* [WHAT YOU HAVE TO DO]
Quote every line below exactly as it reads.

# START OF DATA SUPPLIED

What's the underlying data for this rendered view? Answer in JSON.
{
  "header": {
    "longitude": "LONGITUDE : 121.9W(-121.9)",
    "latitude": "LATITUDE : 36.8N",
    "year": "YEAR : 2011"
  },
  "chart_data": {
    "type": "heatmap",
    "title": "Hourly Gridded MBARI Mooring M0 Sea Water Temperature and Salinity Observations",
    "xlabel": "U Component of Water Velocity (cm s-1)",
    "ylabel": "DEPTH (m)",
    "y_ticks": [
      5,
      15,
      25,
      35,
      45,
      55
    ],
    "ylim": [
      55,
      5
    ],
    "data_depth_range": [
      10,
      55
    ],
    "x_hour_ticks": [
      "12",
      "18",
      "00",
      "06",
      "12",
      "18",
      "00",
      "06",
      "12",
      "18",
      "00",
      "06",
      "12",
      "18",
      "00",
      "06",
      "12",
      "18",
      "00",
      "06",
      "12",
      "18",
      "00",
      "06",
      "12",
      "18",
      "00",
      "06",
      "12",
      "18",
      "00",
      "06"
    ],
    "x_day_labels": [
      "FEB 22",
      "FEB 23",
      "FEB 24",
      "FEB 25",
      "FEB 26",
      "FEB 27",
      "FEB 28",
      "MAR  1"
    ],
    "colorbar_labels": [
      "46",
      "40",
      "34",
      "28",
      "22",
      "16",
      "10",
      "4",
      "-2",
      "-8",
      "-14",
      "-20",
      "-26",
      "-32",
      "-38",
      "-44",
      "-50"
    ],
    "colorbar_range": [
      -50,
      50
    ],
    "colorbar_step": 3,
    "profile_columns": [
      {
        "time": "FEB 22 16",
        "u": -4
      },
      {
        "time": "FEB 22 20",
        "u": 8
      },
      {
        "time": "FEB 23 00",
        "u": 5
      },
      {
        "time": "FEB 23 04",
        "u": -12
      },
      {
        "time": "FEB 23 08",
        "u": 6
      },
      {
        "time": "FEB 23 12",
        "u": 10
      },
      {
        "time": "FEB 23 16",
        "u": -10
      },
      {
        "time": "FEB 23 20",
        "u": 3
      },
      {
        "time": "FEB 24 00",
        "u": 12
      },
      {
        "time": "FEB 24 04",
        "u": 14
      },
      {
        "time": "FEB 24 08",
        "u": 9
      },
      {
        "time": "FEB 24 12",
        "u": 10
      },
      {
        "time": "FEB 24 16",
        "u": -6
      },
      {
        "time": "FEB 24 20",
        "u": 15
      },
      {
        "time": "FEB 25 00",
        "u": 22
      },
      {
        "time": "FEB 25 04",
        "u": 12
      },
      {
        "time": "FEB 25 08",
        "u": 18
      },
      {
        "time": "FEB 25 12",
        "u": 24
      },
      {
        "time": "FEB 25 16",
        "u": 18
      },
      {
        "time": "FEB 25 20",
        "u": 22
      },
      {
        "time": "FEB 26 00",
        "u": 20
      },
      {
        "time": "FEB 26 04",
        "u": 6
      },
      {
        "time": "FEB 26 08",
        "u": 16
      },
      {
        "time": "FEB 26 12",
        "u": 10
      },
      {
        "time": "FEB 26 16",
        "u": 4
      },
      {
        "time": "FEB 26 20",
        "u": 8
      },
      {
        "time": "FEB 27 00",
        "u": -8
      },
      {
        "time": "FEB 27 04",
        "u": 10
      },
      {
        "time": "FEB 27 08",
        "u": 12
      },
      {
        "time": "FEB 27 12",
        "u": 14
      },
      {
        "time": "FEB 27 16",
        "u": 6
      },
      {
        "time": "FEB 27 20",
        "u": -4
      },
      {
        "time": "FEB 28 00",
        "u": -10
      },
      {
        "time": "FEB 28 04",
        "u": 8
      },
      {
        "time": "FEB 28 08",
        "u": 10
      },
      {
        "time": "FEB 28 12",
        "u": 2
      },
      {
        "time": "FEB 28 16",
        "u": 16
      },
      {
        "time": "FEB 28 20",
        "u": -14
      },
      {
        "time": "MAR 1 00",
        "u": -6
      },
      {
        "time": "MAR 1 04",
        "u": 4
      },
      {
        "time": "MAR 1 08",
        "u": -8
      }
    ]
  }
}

# END OF DATA SUPPLIED

* [SOLVED PROBLEM]
What's the underlying data for this rendered view? Answer in JSON.
{
  "header": {
    "longitude": "LONGITUDE : 121.9W(-121.9)",
    "latitude": "LATITUDE : 36.8N",
    "year": "YEAR : 2011"
  },
  "chart_data": {
    "type": "heatmap",
    "title": "Hourly Gridded MBARI Mooring M0 Sea Water Temperature and Salinity Observations",
    "xlabel": "U Component of Water Velocity (cm s-1)",
    "ylabel": "DEPTH (m)",
    "y_ticks": [
      5,
      15,
      25,
      35,
      45,
      55
    ],
    "ylim": [
      55,
      5
    ],
    "data_depth_range": [
      10,
      55
    ],
    "x_hour_ticks": [
      "12",
      "18",
      "00",
      "06",
      "12",
      "18",
      "00",
      "06",
      "12",
      "18",
      "00",
      "06",
      "12",
      "18",
      "00",
      "06",
      "12",
      "18",
      "00",
      "06",
      "12",
      "18",
      "00",
      "06",
      "12",
      "18",
      "00",
      "06",
      "12",
      "18",
      "00",
      "06"
    ],
    "x_day_labels": [
      "FEB 22",
      "FEB 23",
      "FEB 24",
      "FEB 25",
      "FEB 26",
      "FEB 27",
      "FEB 28",
      "MAR  1"
    ],
    "colorbar_labels": [
      "46",
      "40",
      "34",
      "28",
      "22",
      "16",
      "10",
      "4",
      "-2",
      "-8",
      "-14",
      "-20",
      "-26",
      "-32",
      "-38",
      "-44",
      "-50"
    ],
    "colorbar_range": [
      -50,
      50
    ],
    "colorbar_step": 3,
    "profile_columns": [
      {
        "time": "FEB 22 16",
        "u": -4
      },
      {
        "time": "FEB 22 20",
        "u": 8
      },
      {
        "time": "FEB 23 00",
        "u": 5
      },
      {
        "time": "FEB 23 04",
        "u": -12
      },
      {
        "time": "FEB 23 08",
        "u": 6
      },
      {
        "time": "FEB 23 12",
        "u": 10
      },
      {
        "time": "FEB 23 16",
        "u": -10
      },
      {
        "time": "FEB 23 20",
        "u": 3
      },
      {
        "time": "FEB 24 00",
        "u": 12
      },
      {
        "time": "FEB 24 04",
        "u": 14
      },
      {
        "time": "FEB 24 08",
        "u": 9
      },
      {
        "time": "FEB 24 12",
        "u": 10
      },
      {
        "time": "FEB 24 16",
        "u": -6
      },
      {
        "time": "FEB 24 20",
        "u": 15
      },
      {
        "time": "FEB 25 00",
        "u": 22
      },
      {
        "time": "FEB 25 04",
        "u": 12
      },
      {
        "time": "FEB 25 08",
        "u": 18
      },
      {
        "time": "FEB 25 12",
        "u": 24
      },
      {
        "time": "FEB 25 16",
        "u": 18
      },
      {
        "time": "FEB 25 20",
        "u": 22
      },
      {
        "time": "FEB 26 00",
        "u": 20
      },
      {
        "time": "FEB 26 04",
        "u": 6
      },
      {
        "time": "FEB 26 08",
        "u": 16
      },
      {
        "time": "FEB 26 12",
        "u": 10
      },
      {
        "time": "FEB 26 16",
        "u": 4
      },
      {
        "time": "FEB 26 20",
        "u": 8
      },
      {
        "time": "FEB 27 00",
        "u": -8
      },
      {
        "time": "FEB 27 04",
        "u": 10
      },
      {
        "time": "FEB 27 08",
        "u": 12
      },
      {
        "time": "FEB 27 12",
        "u": 14
      },
      {
        "time": "FEB 27 16",
        "u": 6
      },
      {
        "time": "FEB 27 20",
        "u": -4
      },
      {
        "time": "FEB 28 00",
        "u": -10
      },
      {
        "time": "FEB 28 04",
        "u": 8
      },
      {
        "time": "FEB 28 08",
        "u": 10
      },
      {
        "time": "FEB 28 12",
        "u": 2
      },
      {
        "time": "FEB 28 16",
        "u": 16
      },
      {
        "time": "FEB 28 20",
        "u": -14
      },
      {
        "time": "MAR 1 00",
        "u": -6
      },
      {
        "time": "MAR 1 04",
        "u": 4
      },
      {
        "time": "MAR 1 08",
        "u": -8
      }
    ]
  }
}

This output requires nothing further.